TO DO: Can you pull out each line of the data below that includes the word "type"?
Begin
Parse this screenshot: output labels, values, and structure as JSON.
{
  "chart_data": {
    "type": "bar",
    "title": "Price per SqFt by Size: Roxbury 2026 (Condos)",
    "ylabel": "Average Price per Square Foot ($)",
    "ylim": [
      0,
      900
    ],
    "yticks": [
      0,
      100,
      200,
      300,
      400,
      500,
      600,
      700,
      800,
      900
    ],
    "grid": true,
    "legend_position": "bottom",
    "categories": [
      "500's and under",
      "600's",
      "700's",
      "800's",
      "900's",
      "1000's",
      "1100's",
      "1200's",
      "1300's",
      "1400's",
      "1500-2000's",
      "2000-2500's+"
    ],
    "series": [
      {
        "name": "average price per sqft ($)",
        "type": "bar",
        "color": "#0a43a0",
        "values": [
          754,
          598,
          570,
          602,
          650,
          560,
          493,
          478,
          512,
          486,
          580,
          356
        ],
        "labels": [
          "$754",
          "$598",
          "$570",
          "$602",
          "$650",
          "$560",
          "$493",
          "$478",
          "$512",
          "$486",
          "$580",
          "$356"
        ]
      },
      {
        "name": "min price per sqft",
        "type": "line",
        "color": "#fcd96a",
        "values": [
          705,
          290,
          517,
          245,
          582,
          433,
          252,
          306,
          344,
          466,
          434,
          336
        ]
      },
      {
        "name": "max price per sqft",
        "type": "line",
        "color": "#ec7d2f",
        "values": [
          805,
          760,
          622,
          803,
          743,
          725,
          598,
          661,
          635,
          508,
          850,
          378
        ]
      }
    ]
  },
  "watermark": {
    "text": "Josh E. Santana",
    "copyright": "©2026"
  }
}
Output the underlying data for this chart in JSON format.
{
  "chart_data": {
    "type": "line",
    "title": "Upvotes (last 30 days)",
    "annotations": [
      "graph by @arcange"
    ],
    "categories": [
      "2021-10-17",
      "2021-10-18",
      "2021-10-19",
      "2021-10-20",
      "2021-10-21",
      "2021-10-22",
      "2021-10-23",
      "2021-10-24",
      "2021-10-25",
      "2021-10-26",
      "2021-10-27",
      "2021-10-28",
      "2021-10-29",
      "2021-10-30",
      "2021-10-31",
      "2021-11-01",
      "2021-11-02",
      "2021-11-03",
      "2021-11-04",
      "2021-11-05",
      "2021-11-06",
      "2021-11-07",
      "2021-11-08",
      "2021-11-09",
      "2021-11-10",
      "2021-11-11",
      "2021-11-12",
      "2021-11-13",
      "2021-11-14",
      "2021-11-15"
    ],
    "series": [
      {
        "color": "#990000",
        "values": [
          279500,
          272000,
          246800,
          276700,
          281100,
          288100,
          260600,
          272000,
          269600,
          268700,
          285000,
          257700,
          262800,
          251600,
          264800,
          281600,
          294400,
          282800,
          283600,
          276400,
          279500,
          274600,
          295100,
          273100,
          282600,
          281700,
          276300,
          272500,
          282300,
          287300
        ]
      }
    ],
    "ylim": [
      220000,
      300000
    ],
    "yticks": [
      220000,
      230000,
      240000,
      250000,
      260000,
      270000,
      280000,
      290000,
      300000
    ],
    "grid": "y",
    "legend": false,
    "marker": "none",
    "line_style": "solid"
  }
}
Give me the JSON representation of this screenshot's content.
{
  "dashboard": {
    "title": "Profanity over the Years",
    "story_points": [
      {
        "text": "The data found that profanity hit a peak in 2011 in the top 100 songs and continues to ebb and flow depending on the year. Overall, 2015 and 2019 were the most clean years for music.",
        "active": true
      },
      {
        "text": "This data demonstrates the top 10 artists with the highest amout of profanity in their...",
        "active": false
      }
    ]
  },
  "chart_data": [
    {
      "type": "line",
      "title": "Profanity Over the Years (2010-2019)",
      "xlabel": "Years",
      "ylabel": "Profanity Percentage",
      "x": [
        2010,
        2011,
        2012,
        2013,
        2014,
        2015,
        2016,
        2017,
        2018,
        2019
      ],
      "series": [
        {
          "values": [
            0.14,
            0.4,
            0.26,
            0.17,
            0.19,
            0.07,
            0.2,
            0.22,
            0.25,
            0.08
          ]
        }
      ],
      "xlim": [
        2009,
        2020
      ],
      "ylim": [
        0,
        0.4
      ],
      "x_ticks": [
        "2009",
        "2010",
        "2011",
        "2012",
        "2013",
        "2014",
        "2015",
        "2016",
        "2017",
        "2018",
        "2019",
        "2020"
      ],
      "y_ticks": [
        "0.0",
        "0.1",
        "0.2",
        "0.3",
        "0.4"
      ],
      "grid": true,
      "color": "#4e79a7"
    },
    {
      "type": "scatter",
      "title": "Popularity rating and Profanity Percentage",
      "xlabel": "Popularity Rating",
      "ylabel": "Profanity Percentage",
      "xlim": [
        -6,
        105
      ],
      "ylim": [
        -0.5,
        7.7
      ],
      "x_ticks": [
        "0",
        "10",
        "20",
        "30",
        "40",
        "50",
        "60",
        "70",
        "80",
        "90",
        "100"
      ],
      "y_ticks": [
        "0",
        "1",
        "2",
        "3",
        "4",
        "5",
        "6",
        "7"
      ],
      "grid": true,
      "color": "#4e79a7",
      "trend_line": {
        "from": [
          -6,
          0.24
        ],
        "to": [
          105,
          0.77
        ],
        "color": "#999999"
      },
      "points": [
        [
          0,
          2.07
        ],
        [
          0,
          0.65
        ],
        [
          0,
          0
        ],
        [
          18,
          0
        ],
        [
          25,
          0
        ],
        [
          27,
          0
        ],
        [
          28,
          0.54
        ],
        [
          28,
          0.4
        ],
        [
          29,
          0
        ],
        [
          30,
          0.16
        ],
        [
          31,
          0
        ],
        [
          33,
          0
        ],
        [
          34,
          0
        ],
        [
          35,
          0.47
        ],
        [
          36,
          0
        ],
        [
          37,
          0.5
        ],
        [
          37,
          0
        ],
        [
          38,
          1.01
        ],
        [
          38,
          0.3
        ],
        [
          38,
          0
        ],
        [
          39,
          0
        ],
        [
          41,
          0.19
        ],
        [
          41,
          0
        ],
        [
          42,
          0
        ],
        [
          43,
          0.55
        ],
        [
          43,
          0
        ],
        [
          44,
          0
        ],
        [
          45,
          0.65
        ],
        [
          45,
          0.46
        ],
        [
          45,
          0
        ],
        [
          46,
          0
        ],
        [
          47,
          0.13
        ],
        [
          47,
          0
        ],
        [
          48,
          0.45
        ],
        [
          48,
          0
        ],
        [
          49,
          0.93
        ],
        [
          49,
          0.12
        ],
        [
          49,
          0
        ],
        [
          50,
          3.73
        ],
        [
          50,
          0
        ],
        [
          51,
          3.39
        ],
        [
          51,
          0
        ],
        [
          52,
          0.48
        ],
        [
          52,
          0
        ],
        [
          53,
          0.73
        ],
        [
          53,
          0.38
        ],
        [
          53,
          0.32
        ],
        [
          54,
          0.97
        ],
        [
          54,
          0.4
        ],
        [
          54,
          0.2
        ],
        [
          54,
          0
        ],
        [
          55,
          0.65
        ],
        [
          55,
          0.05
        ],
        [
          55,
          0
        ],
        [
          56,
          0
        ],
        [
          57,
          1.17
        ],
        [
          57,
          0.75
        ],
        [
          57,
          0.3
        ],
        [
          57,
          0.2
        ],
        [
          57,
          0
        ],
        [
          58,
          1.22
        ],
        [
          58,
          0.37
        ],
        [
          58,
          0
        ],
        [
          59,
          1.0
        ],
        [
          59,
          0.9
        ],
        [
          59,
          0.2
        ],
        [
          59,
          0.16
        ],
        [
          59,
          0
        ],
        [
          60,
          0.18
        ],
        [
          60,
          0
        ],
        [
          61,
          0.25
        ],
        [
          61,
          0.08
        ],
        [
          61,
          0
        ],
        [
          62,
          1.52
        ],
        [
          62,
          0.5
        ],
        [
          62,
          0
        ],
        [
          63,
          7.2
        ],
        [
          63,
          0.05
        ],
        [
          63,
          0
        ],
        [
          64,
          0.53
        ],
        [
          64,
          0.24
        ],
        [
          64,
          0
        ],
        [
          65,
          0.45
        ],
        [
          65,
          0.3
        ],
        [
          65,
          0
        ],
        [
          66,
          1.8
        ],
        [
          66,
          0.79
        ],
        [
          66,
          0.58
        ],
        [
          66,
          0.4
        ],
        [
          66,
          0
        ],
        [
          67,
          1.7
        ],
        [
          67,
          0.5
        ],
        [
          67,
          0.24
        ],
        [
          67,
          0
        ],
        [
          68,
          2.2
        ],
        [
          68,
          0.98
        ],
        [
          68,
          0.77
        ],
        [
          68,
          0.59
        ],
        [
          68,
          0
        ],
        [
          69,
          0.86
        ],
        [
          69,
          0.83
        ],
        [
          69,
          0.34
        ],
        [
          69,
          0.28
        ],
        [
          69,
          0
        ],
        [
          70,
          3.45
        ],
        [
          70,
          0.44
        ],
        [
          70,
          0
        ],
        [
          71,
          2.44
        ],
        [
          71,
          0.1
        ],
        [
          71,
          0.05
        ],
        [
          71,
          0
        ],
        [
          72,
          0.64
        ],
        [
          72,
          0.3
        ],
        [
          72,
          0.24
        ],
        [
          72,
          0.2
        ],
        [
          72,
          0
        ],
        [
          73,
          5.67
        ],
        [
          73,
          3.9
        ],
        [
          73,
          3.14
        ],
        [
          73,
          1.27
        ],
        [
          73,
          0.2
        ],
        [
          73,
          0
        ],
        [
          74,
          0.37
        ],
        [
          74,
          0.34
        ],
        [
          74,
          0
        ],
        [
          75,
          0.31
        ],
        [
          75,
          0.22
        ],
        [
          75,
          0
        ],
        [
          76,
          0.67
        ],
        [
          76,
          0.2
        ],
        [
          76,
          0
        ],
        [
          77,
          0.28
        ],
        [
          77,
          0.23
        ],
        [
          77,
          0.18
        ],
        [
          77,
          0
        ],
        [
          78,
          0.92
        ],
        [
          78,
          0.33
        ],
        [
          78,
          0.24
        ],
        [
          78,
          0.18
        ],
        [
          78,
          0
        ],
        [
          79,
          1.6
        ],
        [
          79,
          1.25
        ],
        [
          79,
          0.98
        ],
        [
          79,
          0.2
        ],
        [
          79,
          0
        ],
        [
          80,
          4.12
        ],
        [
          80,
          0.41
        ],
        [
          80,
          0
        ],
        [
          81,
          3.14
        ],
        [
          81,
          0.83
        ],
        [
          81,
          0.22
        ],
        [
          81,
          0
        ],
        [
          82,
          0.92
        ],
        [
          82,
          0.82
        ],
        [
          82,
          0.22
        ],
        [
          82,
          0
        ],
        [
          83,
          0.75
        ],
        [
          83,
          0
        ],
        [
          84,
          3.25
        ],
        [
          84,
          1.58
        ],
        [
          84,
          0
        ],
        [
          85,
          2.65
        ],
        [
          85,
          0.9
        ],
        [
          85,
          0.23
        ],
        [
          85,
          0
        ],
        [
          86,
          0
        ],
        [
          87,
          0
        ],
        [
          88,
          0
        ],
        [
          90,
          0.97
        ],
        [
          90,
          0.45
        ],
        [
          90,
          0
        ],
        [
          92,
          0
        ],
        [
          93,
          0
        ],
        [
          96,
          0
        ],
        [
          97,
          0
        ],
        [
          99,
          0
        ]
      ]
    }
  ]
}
End
CORRECT RESULT:
    "type": "bar",
        "type": "bar",
        "type": "line",
        "type": "line",
    "type": "line",
      "type": "line",
      "type": "scatter",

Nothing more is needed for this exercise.